Extracted material →
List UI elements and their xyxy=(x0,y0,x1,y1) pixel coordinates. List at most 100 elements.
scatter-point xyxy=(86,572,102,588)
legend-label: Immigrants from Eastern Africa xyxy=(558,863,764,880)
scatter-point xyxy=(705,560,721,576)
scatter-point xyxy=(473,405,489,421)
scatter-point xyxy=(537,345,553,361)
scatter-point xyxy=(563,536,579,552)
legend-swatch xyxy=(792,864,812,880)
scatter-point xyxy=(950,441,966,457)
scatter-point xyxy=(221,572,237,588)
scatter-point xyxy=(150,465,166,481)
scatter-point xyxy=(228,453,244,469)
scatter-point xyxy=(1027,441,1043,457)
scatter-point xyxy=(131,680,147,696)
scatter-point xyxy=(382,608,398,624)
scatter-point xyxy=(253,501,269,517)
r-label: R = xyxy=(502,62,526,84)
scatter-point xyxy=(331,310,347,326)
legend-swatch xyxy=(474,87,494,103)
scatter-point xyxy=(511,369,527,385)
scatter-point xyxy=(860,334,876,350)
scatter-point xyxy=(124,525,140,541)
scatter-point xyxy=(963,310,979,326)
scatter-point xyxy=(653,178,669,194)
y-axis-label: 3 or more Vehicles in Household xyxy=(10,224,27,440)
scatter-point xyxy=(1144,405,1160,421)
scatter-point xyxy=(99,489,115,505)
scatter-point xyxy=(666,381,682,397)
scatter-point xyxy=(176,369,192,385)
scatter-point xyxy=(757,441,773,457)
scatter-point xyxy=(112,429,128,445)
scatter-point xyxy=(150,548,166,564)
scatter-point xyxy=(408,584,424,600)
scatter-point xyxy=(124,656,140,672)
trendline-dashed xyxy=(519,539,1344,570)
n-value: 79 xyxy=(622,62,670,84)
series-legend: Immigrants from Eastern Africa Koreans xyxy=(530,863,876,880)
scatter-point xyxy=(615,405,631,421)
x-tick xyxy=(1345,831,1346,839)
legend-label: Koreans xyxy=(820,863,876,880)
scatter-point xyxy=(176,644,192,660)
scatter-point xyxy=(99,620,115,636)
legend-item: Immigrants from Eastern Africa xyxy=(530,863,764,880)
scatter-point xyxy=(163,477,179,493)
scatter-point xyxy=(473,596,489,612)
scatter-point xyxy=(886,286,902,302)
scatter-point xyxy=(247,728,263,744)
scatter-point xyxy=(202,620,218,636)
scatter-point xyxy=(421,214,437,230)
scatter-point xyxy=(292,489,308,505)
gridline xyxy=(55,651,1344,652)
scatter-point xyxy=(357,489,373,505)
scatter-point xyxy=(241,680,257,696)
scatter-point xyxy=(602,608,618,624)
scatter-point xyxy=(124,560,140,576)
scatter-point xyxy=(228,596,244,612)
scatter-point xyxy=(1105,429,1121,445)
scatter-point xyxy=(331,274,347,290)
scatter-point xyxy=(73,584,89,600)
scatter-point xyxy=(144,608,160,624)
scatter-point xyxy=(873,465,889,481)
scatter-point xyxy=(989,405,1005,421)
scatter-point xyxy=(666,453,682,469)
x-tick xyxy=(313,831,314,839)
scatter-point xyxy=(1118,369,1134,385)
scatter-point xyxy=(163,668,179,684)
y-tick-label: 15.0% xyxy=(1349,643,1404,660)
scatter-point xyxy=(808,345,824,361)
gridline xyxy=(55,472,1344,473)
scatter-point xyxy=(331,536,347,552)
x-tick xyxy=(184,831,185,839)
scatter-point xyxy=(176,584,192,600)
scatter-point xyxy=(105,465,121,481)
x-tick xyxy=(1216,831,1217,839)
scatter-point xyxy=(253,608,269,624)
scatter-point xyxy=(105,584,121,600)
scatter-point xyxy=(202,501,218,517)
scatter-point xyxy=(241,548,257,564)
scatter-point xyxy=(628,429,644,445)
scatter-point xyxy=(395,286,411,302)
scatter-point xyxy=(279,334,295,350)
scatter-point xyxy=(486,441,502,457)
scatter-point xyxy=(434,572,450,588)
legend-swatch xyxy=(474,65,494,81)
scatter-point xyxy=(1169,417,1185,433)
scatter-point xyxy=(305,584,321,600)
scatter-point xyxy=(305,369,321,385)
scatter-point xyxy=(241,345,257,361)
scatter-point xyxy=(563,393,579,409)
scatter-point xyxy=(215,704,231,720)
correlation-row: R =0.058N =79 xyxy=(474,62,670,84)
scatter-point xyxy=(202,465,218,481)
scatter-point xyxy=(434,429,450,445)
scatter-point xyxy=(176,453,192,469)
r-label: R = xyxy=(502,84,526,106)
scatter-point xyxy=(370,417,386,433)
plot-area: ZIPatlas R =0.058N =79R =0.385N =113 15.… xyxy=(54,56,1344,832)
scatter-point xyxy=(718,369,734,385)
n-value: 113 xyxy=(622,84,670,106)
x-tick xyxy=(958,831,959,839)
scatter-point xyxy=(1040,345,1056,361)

---

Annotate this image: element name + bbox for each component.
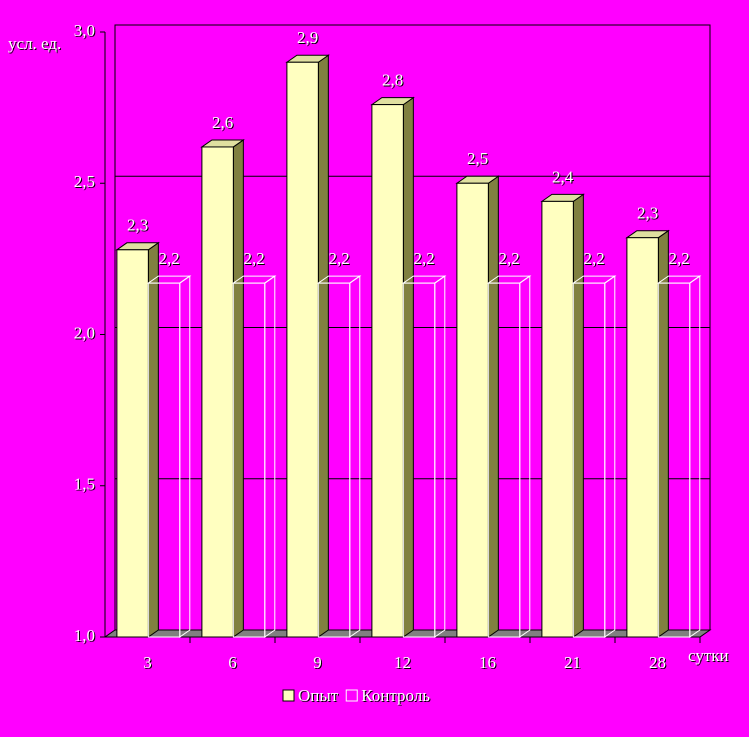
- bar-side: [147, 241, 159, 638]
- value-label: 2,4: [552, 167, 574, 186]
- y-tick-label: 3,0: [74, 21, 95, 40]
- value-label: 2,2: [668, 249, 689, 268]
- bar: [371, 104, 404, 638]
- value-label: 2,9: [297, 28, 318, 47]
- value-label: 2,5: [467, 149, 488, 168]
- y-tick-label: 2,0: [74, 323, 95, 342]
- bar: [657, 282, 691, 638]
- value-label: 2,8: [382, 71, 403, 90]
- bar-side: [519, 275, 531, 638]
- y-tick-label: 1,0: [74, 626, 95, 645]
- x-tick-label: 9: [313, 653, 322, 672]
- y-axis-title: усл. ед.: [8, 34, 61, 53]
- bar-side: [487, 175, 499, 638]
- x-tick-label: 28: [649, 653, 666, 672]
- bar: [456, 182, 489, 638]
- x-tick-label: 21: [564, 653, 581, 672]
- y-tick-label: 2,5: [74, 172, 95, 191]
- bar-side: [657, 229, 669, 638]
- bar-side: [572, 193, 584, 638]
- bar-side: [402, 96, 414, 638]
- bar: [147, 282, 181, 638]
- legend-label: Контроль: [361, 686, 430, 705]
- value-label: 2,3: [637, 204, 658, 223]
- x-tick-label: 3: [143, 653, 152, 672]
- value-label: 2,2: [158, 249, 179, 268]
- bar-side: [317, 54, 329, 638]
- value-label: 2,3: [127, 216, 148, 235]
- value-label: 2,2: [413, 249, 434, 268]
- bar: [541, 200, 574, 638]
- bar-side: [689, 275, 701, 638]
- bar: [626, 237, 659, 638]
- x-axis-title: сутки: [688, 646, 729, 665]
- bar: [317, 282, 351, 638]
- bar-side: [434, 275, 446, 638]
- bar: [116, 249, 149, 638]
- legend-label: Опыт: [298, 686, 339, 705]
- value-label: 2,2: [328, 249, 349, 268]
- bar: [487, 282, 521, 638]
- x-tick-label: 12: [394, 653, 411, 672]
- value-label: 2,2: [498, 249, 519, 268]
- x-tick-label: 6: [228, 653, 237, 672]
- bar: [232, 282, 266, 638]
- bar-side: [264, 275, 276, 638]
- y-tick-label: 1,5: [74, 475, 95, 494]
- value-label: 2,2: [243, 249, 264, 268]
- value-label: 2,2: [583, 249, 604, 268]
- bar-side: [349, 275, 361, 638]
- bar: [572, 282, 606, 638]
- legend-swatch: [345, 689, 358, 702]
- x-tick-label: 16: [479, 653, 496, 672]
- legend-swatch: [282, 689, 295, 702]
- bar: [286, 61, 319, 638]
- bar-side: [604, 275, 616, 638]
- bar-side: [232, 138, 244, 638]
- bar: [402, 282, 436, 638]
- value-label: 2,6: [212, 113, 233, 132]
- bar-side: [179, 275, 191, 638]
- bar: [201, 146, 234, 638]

Task goal → Pick out every line in the records above that contains the word "Africa", and copy each one.

The reply →
legend-label: Immigrants from Eastern Africa xyxy=(558,863,764,880)
series-legend: Immigrants from Eastern Africa Koreans xyxy=(530,863,876,880)
legend-item: Immigrants from Eastern Africa xyxy=(530,863,764,880)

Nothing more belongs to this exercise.